WRITTEN INSTRUCTION:
Could you update these entries by replacing every "ellipsis-icon" with "more-options-icon" and leaving everything else unchanged?

● ● ● ●

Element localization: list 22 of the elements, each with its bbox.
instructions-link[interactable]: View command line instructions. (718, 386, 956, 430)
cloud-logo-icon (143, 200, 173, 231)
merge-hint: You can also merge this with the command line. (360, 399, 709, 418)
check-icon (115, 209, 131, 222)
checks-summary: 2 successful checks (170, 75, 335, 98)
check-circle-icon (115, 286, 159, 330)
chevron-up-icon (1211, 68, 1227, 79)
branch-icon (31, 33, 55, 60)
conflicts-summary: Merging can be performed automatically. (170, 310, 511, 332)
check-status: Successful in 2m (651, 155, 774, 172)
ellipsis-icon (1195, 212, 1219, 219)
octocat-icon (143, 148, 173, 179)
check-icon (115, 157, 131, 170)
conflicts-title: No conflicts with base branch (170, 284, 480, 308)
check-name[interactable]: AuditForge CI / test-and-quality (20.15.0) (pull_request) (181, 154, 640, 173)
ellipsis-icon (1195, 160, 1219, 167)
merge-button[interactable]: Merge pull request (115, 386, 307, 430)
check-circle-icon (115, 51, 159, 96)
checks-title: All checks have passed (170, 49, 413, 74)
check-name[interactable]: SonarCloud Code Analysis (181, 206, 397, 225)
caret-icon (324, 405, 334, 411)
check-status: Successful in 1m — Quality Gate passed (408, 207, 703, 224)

● ● ● ●

FINISHED TASK:
Element localization: list 22 of the elements, each with its bbox.
instructions-link[interactable]: View command line instructions. (718, 386, 956, 430)
cloud-logo-icon (143, 200, 173, 231)
merge-hint: You can also merge this with the command line. (360, 399, 709, 418)
check-icon (115, 209, 131, 222)
checks-summary: 2 successful checks (170, 75, 335, 98)
check-circle-icon (115, 286, 159, 330)
chevron-up-icon (1211, 68, 1227, 79)
branch-icon (31, 33, 55, 60)
conflicts-summary: Merging can be performed automatically. (170, 310, 511, 332)
check-status: Successful in 2m (651, 155, 774, 172)
more-options-icon (1195, 212, 1219, 219)
octocat-icon (143, 148, 173, 179)
check-icon (115, 157, 131, 170)
conflicts-title: No conflicts with base branch (170, 284, 480, 308)
check-name[interactable]: AuditForge CI / test-and-quality (20.15.0) (pull_request) (181, 154, 640, 173)
more-options-icon (1195, 160, 1219, 167)
merge-button[interactable]: Merge pull request (115, 386, 307, 430)
check-circle-icon (115, 51, 159, 96)
checks-title: All checks have passed (170, 49, 413, 74)
check-name[interactable]: SonarCloud Code Analysis (181, 206, 397, 225)
caret-icon (324, 405, 334, 411)
check-status: Successful in 1m — Quality Gate passed (408, 207, 703, 224)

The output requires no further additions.